**Job**
Present every line of the listing below as a Markdown table with the columns "No." and "Entry", numbering each row and skipping blank lines. Leave the pictures out.

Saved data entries
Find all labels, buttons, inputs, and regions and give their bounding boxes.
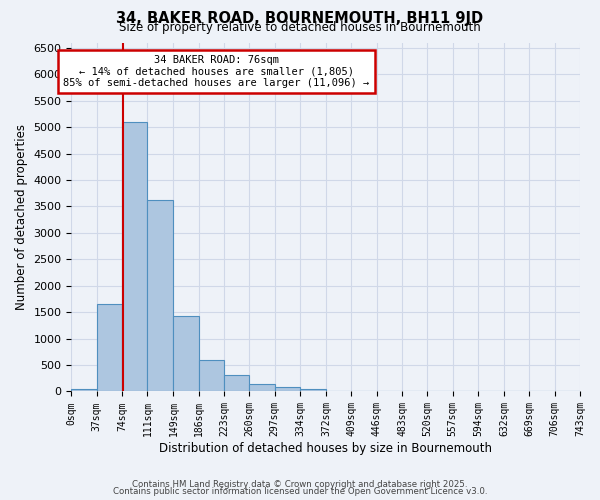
Bar [275, 386, 300, 392]
Text: Contains HM Land Registry data © Crown copyright and database right 2025.: Contains HM Land Registry data © Crown c… [132, 480, 468, 489]
Bar [71, 389, 97, 392]
Text: Size of property relative to detached houses in Bournemouth: Size of property relative to detached ho… [119, 22, 481, 35]
Bar [173, 316, 199, 392]
Y-axis label: Number of detached properties: Number of detached properties [15, 124, 28, 310]
Bar [199, 360, 224, 392]
Bar [97, 304, 122, 392]
Bar [148, 200, 173, 392]
Bar [122, 122, 148, 392]
X-axis label: Distribution of detached houses by size in Bournemouth: Distribution of detached houses by size … [159, 442, 492, 455]
Bar [300, 390, 326, 392]
Text: Contains public sector information licensed under the Open Government Licence v3: Contains public sector information licen… [113, 487, 487, 496]
Text: 34, BAKER ROAD, BOURNEMOUTH, BH11 9JD: 34, BAKER ROAD, BOURNEMOUTH, BH11 9JD [116, 11, 484, 26]
Text: 34 BAKER ROAD: 76sqm
← 14% of detached houses are smaller (1,805)
85% of semi-de: 34 BAKER ROAD: 76sqm ← 14% of detached h… [63, 54, 370, 88]
Bar [224, 375, 250, 392]
Bar [250, 384, 275, 392]
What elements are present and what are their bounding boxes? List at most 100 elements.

**Exercise solution**
| No. | Entry |
|---|---|
| 1 | Find all labels, buttons, inputs, and regions and give their bounding boxes. |
| 2 | Bar [275, 386, 300, 392] |
| 3 | Text: Contains HM Land Registry data © Crown copyright and database right 2025.: Contains HM Land Registry data © Crown c… [132, 480, 468, 489] |
| 4 | Bar [71, 389, 97, 392] |
| 5 | Text: Size of property relative to detached houses in Bournemouth: Size of property relative to detached ho… [119, 22, 481, 35] |
| 6 | Bar [173, 316, 199, 392] |
| 7 | Y-axis label: Number of detached properties: Number of detached properties [15, 124, 28, 310] |
| 8 | Bar [199, 360, 224, 392] |
| 9 | Bar [97, 304, 122, 392] |
| 10 | Bar [148, 200, 173, 392] |
| 11 | Bar [122, 122, 148, 392] |
| 12 | X-axis label: Distribution of detached houses by size in Bournemouth: Distribution of detached houses by size … [159, 442, 492, 455] |
| 13 | Bar [300, 390, 326, 392] |
| 14 | Text: Contains public sector information licensed under the Open Government Licence v3: Contains public sector information licen… [113, 487, 487, 496] |
| 15 | Text: 34, BAKER ROAD, BOURNEMOUTH, BH11 9JD: 34, BAKER ROAD, BOURNEMOUTH, BH11 9JD [116, 11, 484, 26] |
| 16 | Text: 34 BAKER ROAD: 76sqm |
| 17 | ← 14% of detached houses are smaller (1,805) |
| 18 | 85% of semi-de: 34 BAKER ROAD: 76sqm ← 14% of detached h… [63, 54, 370, 88] |
| 19 | Bar [224, 375, 250, 392] |
| 20 | Bar [250, 384, 275, 392] |
| 21 | What elements are present and what are their bounding boxes? List at most 100 elements. |